== Dataset entries ==
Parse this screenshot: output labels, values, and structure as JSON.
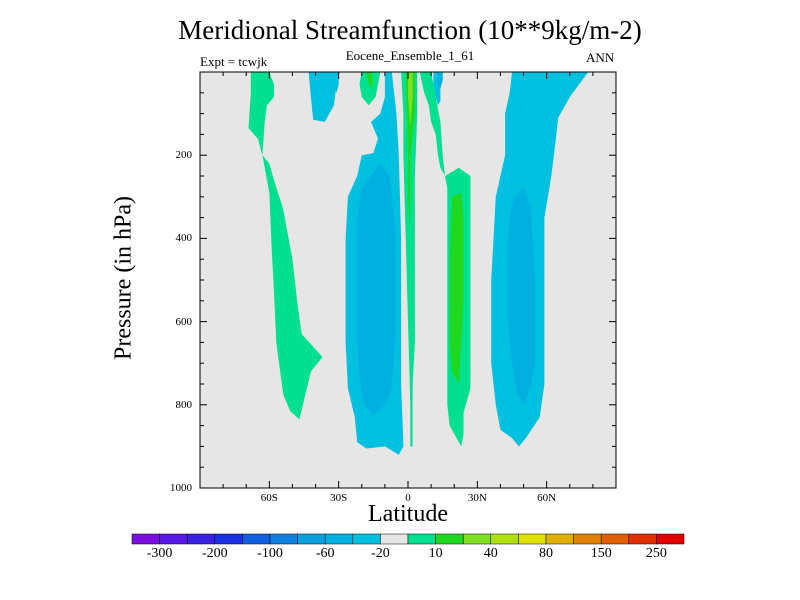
{
  "chart_data": {
    "type": "contour",
    "title": "Meridional Streamfunction (10**9kg/m-2)",
    "subtitle": "Eocene_Ensemble_1_61",
    "left_label": "Expt = tcwjk",
    "right_label": "ANN",
    "xlabel": "Latitude",
    "ylabel": "Pressure (in hPa)",
    "xlim": [
      -90,
      90
    ],
    "ylim": [
      1000,
      0
    ],
    "x_ticks": [
      {
        "value": -60,
        "label": "60S"
      },
      {
        "value": -30,
        "label": "30S"
      },
      {
        "value": 0,
        "label": "0"
      },
      {
        "value": 30,
        "label": "30N"
      },
      {
        "value": 60,
        "label": "60N"
      }
    ],
    "y_ticks": [
      {
        "value": 200,
        "label": "200"
      },
      {
        "value": 400,
        "label": "400"
      },
      {
        "value": 600,
        "label": "600"
      },
      {
        "value": 800,
        "label": "800"
      },
      {
        "value": 1000,
        "label": "1000"
      }
    ],
    "background_color": "#e6e6e6",
    "colorbar": {
      "colors": [
        "#7a10e0",
        "#5a18e8",
        "#3a20e0",
        "#1830e0",
        "#1060e0",
        "#1080e0",
        "#0aa0e0",
        "#00b0e0",
        "#00c0e0",
        "#e6e6e6",
        "#00e090",
        "#20d820",
        "#80e020",
        "#b0e010",
        "#e0e000",
        "#e0b000",
        "#e08000",
        "#e06000",
        "#e03000",
        "#e00000"
      ],
      "tick_labels": [
        "-300",
        "-200",
        "-100",
        "-60",
        "-20",
        "10",
        "40",
        "80",
        "150",
        "250"
      ]
    },
    "regions": [
      {
        "color": "#00e090",
        "points": [
          [
            -68,
            0
          ],
          [
            -60,
            0
          ],
          [
            -58,
            30
          ],
          [
            -58,
            60
          ],
          [
            -61,
            80
          ],
          [
            -62,
            120
          ],
          [
            -63,
            200
          ],
          [
            -65,
            160
          ],
          [
            -69,
            135
          ],
          [
            -68,
            50
          ]
        ]
      },
      {
        "color": "#00e090",
        "points": [
          [
            -63,
            200
          ],
          [
            -60,
            220
          ],
          [
            -58,
            260
          ],
          [
            -54,
            330
          ],
          [
            -50,
            450
          ],
          [
            -48,
            550
          ],
          [
            -46,
            630
          ],
          [
            -37,
            685
          ],
          [
            -42,
            720
          ],
          [
            -47,
            835
          ],
          [
            -51,
            815
          ],
          [
            -54,
            775
          ],
          [
            -57,
            650
          ],
          [
            -58,
            530
          ],
          [
            -59,
            420
          ],
          [
            -60,
            290
          ]
        ]
      },
      {
        "color": "#00c0e0",
        "points": [
          [
            -43,
            0
          ],
          [
            -31,
            0
          ],
          [
            -31,
            30
          ],
          [
            -32,
            80
          ],
          [
            -36,
            120
          ],
          [
            -41,
            115
          ],
          [
            -42,
            60
          ]
        ]
      },
      {
        "color": "#00e090",
        "points": [
          [
            -20,
            0
          ],
          [
            -12,
            0
          ],
          [
            -13,
            30
          ],
          [
            -14,
            60
          ],
          [
            -17,
            80
          ],
          [
            -20,
            60
          ],
          [
            -21,
            30
          ]
        ]
      },
      {
        "color": "#00c0e0",
        "points": [
          [
            -10,
            0
          ],
          [
            -7,
            0
          ],
          [
            -5,
            100
          ],
          [
            -4,
            200
          ],
          [
            -3,
            400
          ],
          [
            -3,
            600
          ],
          [
            -3,
            750
          ],
          [
            -2,
            900
          ],
          [
            -4,
            920
          ],
          [
            -10,
            900
          ],
          [
            -18,
            905
          ],
          [
            -22,
            890
          ],
          [
            -23,
            830
          ],
          [
            -26,
            760
          ],
          [
            -27,
            650
          ],
          [
            -27,
            550
          ],
          [
            -27,
            400
          ],
          [
            -26,
            300
          ],
          [
            -22,
            250
          ],
          [
            -20,
            200
          ],
          [
            -15,
            195
          ],
          [
            -13,
            160
          ],
          [
            -16,
            120
          ],
          [
            -12,
            100
          ],
          [
            -10,
            60
          ]
        ]
      },
      {
        "color": "#00b0e0",
        "points": [
          [
            -12,
            220
          ],
          [
            -8,
            250
          ],
          [
            -7,
            300
          ],
          [
            -5,
            400
          ],
          [
            -5,
            500
          ],
          [
            -5,
            600
          ],
          [
            -6,
            680
          ],
          [
            -7,
            760
          ],
          [
            -10,
            800
          ],
          [
            -15,
            825
          ],
          [
            -19,
            800
          ],
          [
            -21,
            740
          ],
          [
            -22,
            650
          ],
          [
            -22,
            550
          ],
          [
            -22,
            450
          ],
          [
            -22,
            350
          ],
          [
            -20,
            280
          ]
        ]
      },
      {
        "color": "#00e090",
        "points": [
          [
            -3,
            0
          ],
          [
            4,
            0
          ],
          [
            4,
            100
          ],
          [
            3,
            250
          ],
          [
            3,
            400
          ],
          [
            3,
            550
          ],
          [
            3,
            650
          ],
          [
            2,
            750
          ],
          [
            2,
            850
          ],
          [
            2,
            900
          ],
          [
            1,
            900
          ],
          [
            1,
            800
          ],
          [
            0,
            600
          ],
          [
            -1,
            400
          ],
          [
            -2,
            200
          ],
          [
            -2,
            100
          ]
        ]
      },
      {
        "color": "#20d820",
        "points": [
          [
            -1,
            0
          ],
          [
            3,
            0
          ],
          [
            3,
            100
          ],
          [
            1,
            200
          ],
          [
            1,
            300
          ],
          [
            1,
            380
          ],
          [
            0,
            300
          ],
          [
            0,
            200
          ]
        ]
      },
      {
        "color": "#20d820",
        "points": [
          [
            -18,
            0
          ],
          [
            -16,
            0
          ],
          [
            -15,
            20
          ],
          [
            -16,
            40
          ],
          [
            -17,
            30
          ]
        ]
      },
      {
        "color": "#80e020",
        "points": [
          [
            0,
            0
          ],
          [
            2,
            0
          ],
          [
            2,
            60
          ],
          [
            1,
            130
          ],
          [
            0,
            60
          ]
        ]
      },
      {
        "color": "#00e090",
        "points": [
          [
            5,
            0
          ],
          [
            10,
            0
          ],
          [
            12,
            60
          ],
          [
            14,
            120
          ],
          [
            15,
            200
          ],
          [
            16,
            250
          ],
          [
            17,
            280
          ],
          [
            17,
            350
          ],
          [
            17,
            500
          ],
          [
            17,
            600
          ],
          [
            17,
            700
          ],
          [
            17,
            800
          ],
          [
            18,
            850
          ],
          [
            23,
            900
          ],
          [
            24,
            870
          ],
          [
            24,
            820
          ],
          [
            27,
            760
          ],
          [
            27,
            650
          ],
          [
            27,
            550
          ],
          [
            27,
            450
          ],
          [
            27,
            350
          ],
          [
            27,
            250
          ],
          [
            22,
            230
          ],
          [
            16,
            250
          ],
          [
            14,
            230
          ],
          [
            13,
            200
          ],
          [
            12,
            150
          ],
          [
            10,
            120
          ],
          [
            9,
            80
          ],
          [
            7,
            50
          ]
        ]
      },
      {
        "color": "#20d820",
        "points": [
          [
            19,
            300
          ],
          [
            23,
            290
          ],
          [
            24,
            350
          ],
          [
            24,
            450
          ],
          [
            24,
            550
          ],
          [
            23,
            650
          ],
          [
            22,
            750
          ],
          [
            19,
            720
          ],
          [
            18,
            650
          ],
          [
            18,
            550
          ],
          [
            18,
            450
          ]
        ]
      },
      {
        "color": "#00c0e0",
        "points": [
          [
            11,
            0
          ],
          [
            15,
            0
          ],
          [
            14,
            30
          ],
          [
            14,
            70
          ],
          [
            13,
            80
          ],
          [
            12,
            60
          ],
          [
            11,
            30
          ]
        ]
      },
      {
        "color": "#00b0e0",
        "points": [
          [
            13,
            0
          ],
          [
            15,
            0
          ],
          [
            15,
            20
          ],
          [
            14,
            40
          ],
          [
            13,
            30
          ]
        ]
      },
      {
        "color": "#00c0e0",
        "points": [
          [
            45,
            0
          ],
          [
            78,
            0
          ],
          [
            74,
            30
          ],
          [
            70,
            60
          ],
          [
            68,
            80
          ],
          [
            65,
            110
          ],
          [
            64,
            160
          ],
          [
            62,
            250
          ],
          [
            59,
            350
          ],
          [
            59,
            500
          ],
          [
            59,
            650
          ],
          [
            59,
            750
          ],
          [
            57,
            830
          ],
          [
            51,
            880
          ],
          [
            48,
            900
          ],
          [
            45,
            880
          ],
          [
            40,
            860
          ],
          [
            38,
            800
          ],
          [
            36,
            700
          ],
          [
            36,
            600
          ],
          [
            36,
            500
          ],
          [
            37,
            400
          ],
          [
            38,
            300
          ],
          [
            40,
            250
          ],
          [
            42,
            200
          ],
          [
            42,
            100
          ],
          [
            44,
            50
          ]
        ]
      },
      {
        "color": "#00b0e0",
        "points": [
          [
            46,
            300
          ],
          [
            50,
            280
          ],
          [
            53,
            320
          ],
          [
            54,
            400
          ],
          [
            55,
            500
          ],
          [
            55,
            600
          ],
          [
            55,
            700
          ],
          [
            53,
            760
          ],
          [
            50,
            800
          ],
          [
            47,
            770
          ],
          [
            45,
            700
          ],
          [
            43,
            600
          ],
          [
            43,
            500
          ],
          [
            43,
            400
          ],
          [
            44,
            350
          ]
        ]
      },
      {
        "color": "#00c0e0",
        "points": [
          [
            -33,
            0
          ],
          [
            -30,
            0
          ],
          [
            -30,
            30
          ],
          [
            -31,
            50
          ],
          [
            -33,
            30
          ]
        ]
      }
    ]
  }
}
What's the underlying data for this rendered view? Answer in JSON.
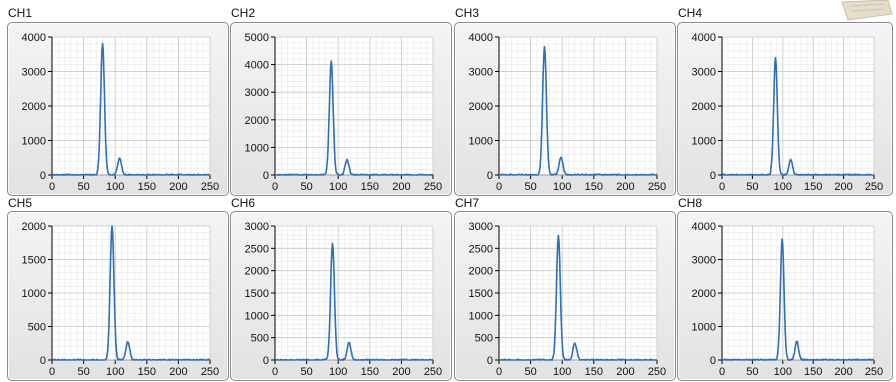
{
  "colors": {
    "trace": "#2e6fb5",
    "plot_bg": "#ffffff",
    "grid_major": "#c8c8c8",
    "grid_minor": "#e8e8e8",
    "axis": "#000000"
  },
  "chart_data": [
    {
      "type": "line",
      "channel": "CH1",
      "xlim": [
        0,
        250
      ],
      "ylim": [
        0,
        4000
      ],
      "xticks": [
        0,
        50,
        100,
        150,
        200,
        250
      ],
      "yticks": [
        0,
        1000,
        2000,
        3000,
        4000
      ],
      "peaks": [
        {
          "x": 80,
          "y": 3820,
          "w": 3.0
        },
        {
          "x": 107,
          "y": 500,
          "w": 3.0
        }
      ]
    },
    {
      "type": "line",
      "channel": "CH2",
      "xlim": [
        0,
        250
      ],
      "ylim": [
        0,
        5000
      ],
      "xticks": [
        0,
        50,
        100,
        150,
        200,
        250
      ],
      "yticks": [
        0,
        1000,
        2000,
        3000,
        4000,
        5000
      ],
      "peaks": [
        {
          "x": 89,
          "y": 4120,
          "w": 3.0
        },
        {
          "x": 114,
          "y": 560,
          "w": 3.0
        }
      ]
    },
    {
      "type": "line",
      "channel": "CH3",
      "xlim": [
        0,
        250
      ],
      "ylim": [
        0,
        4000
      ],
      "xticks": [
        0,
        50,
        100,
        150,
        200,
        250
      ],
      "yticks": [
        0,
        1000,
        2000,
        3000,
        4000
      ],
      "peaks": [
        {
          "x": 72,
          "y": 3720,
          "w": 3.0
        },
        {
          "x": 98,
          "y": 520,
          "w": 3.0
        }
      ]
    },
    {
      "type": "line",
      "channel": "CH4",
      "xlim": [
        0,
        250
      ],
      "ylim": [
        0,
        4000
      ],
      "xticks": [
        0,
        50,
        100,
        150,
        200,
        250
      ],
      "yticks": [
        0,
        1000,
        2000,
        3000,
        4000
      ],
      "peaks": [
        {
          "x": 88,
          "y": 3420,
          "w": 3.0
        },
        {
          "x": 113,
          "y": 440,
          "w": 3.0
        }
      ]
    },
    {
      "type": "line",
      "channel": "CH5",
      "xlim": [
        0,
        250
      ],
      "ylim": [
        0,
        2000
      ],
      "xticks": [
        0,
        50,
        100,
        150,
        200,
        250
      ],
      "yticks": [
        0,
        500,
        1000,
        1500,
        2000
      ],
      "peaks": [
        {
          "x": 95,
          "y": 2000,
          "w": 3.0
        },
        {
          "x": 120,
          "y": 280,
          "w": 3.0
        }
      ]
    },
    {
      "type": "line",
      "channel": "CH6",
      "xlim": [
        0,
        250
      ],
      "ylim": [
        0,
        3000
      ],
      "xticks": [
        0,
        50,
        100,
        150,
        200,
        250
      ],
      "yticks": [
        0,
        500,
        1000,
        1500,
        2000,
        2500,
        3000
      ],
      "peaks": [
        {
          "x": 91,
          "y": 2620,
          "w": 3.0
        },
        {
          "x": 117,
          "y": 400,
          "w": 3.0
        }
      ]
    },
    {
      "type": "line",
      "channel": "CH7",
      "xlim": [
        0,
        250
      ],
      "ylim": [
        0,
        3000
      ],
      "xticks": [
        0,
        50,
        100,
        150,
        200,
        250
      ],
      "yticks": [
        0,
        500,
        1000,
        1500,
        2000,
        2500,
        3000
      ],
      "peaks": [
        {
          "x": 94,
          "y": 2780,
          "w": 3.0
        },
        {
          "x": 120,
          "y": 380,
          "w": 3.0
        }
      ]
    },
    {
      "type": "line",
      "channel": "CH8",
      "xlim": [
        0,
        250
      ],
      "ylim": [
        0,
        4000
      ],
      "xticks": [
        0,
        50,
        100,
        150,
        200,
        250
      ],
      "yticks": [
        0,
        1000,
        2000,
        3000,
        4000
      ],
      "peaks": [
        {
          "x": 99,
          "y": 3600,
          "w": 3.0
        },
        {
          "x": 123,
          "y": 560,
          "w": 3.0
        }
      ]
    }
  ]
}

== Stated problem ==
Report all lines of the data that include the word "this".

== Finished task ==
Parse this screenshot: output labels, values, and structure as JSON.
What's the underlying data for this rendered view? Answer in JSON.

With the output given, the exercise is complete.